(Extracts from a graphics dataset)
:::::
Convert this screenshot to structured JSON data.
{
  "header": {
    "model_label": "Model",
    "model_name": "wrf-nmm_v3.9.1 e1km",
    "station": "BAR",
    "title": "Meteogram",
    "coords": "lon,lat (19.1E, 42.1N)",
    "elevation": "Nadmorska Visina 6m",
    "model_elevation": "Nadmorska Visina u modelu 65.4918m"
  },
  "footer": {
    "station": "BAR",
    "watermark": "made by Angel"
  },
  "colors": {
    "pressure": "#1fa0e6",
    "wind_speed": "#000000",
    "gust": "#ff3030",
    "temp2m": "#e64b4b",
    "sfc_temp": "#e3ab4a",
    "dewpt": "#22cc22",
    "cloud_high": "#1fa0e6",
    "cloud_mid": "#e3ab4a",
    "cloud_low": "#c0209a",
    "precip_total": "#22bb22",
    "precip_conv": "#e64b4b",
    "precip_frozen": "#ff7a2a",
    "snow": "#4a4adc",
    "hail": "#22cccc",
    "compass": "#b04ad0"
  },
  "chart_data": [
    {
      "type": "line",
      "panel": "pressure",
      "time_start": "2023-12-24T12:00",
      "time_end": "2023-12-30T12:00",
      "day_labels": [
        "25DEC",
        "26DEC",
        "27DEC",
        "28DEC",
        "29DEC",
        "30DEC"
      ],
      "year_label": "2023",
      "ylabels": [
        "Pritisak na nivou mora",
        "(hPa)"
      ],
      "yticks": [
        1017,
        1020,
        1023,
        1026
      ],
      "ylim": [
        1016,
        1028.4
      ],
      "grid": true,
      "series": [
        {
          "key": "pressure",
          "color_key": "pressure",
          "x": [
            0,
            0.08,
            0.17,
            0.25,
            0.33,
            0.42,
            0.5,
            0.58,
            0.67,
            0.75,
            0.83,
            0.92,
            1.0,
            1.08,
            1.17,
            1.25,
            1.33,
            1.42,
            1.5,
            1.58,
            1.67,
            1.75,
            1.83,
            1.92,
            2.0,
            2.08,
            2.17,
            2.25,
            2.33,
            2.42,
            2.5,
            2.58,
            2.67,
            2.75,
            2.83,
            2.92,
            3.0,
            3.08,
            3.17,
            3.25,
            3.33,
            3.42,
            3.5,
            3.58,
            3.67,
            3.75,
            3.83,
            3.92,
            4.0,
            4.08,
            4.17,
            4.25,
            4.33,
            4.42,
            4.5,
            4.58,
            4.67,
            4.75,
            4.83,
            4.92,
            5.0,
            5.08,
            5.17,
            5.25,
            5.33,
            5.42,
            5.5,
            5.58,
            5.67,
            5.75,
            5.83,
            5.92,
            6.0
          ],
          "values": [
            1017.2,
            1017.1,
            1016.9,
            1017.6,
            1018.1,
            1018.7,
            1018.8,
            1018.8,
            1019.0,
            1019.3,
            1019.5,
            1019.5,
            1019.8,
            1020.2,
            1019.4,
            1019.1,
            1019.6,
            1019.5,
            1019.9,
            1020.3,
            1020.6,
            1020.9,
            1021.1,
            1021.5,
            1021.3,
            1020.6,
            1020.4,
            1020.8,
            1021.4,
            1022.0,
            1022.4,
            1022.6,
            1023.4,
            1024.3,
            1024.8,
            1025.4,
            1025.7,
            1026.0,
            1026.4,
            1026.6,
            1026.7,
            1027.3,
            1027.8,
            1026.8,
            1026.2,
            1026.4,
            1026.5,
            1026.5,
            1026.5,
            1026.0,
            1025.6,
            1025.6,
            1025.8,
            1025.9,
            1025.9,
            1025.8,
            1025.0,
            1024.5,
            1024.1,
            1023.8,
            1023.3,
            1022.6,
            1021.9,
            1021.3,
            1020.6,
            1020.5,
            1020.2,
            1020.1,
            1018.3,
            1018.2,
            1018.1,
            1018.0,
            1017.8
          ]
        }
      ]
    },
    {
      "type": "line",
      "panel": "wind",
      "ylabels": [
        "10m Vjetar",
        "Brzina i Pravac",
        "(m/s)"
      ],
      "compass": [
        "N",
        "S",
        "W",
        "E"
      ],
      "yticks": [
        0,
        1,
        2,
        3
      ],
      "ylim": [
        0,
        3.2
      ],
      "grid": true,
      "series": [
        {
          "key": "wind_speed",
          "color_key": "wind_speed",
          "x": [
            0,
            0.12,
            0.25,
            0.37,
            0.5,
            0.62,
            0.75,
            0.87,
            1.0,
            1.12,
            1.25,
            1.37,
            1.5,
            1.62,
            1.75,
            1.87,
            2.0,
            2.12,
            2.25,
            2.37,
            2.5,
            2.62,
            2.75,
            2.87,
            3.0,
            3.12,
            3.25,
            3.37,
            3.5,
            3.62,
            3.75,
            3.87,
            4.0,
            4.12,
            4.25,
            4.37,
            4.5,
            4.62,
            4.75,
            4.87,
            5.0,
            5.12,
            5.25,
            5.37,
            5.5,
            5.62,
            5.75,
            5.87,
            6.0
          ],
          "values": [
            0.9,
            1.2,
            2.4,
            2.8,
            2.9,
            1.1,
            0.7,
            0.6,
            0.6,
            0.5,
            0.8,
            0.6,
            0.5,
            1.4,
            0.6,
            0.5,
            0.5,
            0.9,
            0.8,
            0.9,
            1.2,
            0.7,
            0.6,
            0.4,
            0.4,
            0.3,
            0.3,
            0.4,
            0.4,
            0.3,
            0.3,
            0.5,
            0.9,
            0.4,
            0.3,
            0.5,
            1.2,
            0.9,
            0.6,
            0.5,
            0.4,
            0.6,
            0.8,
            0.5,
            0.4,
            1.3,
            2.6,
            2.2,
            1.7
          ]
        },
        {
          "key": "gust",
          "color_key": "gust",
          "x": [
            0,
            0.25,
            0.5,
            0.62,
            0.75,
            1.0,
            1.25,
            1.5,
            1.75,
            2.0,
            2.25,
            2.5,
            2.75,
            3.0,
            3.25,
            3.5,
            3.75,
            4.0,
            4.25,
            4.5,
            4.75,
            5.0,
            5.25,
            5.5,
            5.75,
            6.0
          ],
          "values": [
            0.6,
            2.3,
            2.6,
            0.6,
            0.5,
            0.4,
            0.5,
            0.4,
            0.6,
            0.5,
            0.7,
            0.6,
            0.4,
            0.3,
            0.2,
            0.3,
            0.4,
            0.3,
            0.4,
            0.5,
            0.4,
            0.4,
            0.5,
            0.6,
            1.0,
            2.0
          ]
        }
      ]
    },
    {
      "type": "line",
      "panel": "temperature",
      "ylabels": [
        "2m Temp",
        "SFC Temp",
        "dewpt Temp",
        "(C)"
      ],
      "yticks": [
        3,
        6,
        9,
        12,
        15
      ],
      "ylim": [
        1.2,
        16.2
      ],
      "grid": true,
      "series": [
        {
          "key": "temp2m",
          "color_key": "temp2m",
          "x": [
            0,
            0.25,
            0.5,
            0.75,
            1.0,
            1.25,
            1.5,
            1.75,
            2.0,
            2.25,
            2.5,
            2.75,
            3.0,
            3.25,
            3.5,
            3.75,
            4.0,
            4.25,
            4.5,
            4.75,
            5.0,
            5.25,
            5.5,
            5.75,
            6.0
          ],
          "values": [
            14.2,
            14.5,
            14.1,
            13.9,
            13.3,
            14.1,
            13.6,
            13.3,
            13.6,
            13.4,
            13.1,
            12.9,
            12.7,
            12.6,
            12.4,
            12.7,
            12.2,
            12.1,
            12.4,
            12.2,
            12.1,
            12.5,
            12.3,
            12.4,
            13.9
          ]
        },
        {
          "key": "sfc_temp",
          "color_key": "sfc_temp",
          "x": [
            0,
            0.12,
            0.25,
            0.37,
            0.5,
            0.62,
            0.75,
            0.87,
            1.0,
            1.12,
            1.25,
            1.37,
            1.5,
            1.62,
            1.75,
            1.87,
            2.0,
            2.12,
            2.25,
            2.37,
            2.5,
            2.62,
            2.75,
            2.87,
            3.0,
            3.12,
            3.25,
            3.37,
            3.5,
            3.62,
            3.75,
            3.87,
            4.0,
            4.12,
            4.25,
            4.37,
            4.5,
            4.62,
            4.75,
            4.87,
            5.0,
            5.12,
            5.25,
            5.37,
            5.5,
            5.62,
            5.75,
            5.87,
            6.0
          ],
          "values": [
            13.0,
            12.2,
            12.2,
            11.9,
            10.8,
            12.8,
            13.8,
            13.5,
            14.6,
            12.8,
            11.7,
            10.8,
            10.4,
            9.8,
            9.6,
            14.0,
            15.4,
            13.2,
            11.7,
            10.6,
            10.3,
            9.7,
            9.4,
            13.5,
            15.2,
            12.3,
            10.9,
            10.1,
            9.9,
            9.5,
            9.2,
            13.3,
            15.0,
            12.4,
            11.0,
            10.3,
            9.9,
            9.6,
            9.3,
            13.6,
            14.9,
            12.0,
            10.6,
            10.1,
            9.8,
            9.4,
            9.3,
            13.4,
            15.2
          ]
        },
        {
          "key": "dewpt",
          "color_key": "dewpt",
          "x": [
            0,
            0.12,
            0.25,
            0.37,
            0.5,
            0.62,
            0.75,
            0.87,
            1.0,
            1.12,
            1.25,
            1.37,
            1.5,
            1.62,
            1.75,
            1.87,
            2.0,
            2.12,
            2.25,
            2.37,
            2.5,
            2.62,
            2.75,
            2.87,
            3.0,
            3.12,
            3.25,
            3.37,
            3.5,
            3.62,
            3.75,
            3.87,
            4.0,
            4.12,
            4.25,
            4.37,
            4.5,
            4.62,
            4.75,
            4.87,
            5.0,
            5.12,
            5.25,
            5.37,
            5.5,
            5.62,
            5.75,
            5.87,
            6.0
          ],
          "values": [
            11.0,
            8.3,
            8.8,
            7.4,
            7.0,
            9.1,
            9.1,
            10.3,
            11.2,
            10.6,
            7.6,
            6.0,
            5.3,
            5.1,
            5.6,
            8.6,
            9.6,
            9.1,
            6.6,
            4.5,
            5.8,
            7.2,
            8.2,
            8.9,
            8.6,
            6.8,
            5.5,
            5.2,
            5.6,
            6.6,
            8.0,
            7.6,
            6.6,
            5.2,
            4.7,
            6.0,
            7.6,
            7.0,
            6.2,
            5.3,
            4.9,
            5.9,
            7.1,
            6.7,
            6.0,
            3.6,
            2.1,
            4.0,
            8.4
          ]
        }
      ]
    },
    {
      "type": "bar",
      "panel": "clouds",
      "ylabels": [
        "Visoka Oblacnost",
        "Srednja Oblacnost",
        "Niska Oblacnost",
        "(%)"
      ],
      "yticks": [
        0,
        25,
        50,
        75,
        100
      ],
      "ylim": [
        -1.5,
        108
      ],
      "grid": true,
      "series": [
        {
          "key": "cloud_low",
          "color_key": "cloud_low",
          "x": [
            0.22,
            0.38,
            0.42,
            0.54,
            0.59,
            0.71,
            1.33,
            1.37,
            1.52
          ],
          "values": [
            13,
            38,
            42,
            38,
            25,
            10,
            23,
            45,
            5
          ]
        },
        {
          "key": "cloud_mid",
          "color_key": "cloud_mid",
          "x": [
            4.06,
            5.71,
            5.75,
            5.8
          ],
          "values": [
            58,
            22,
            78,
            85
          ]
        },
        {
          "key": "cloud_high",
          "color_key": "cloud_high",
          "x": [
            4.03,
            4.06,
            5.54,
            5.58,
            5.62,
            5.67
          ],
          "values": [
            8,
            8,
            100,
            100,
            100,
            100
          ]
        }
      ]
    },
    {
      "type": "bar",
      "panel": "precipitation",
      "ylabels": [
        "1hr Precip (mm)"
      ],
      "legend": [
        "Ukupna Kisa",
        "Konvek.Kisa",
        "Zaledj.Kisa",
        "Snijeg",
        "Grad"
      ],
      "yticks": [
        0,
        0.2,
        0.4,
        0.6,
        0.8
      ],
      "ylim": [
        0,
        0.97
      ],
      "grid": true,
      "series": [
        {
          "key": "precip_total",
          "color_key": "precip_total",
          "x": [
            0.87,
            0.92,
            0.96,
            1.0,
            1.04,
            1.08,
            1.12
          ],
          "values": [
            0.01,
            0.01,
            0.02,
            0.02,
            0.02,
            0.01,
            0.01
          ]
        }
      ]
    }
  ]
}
:::::
# YOUR OBJECTIVE
Determine how many lines of this listing contain "Kisa", and give only the number.

# SOLUTION TO THE EXERCISE
3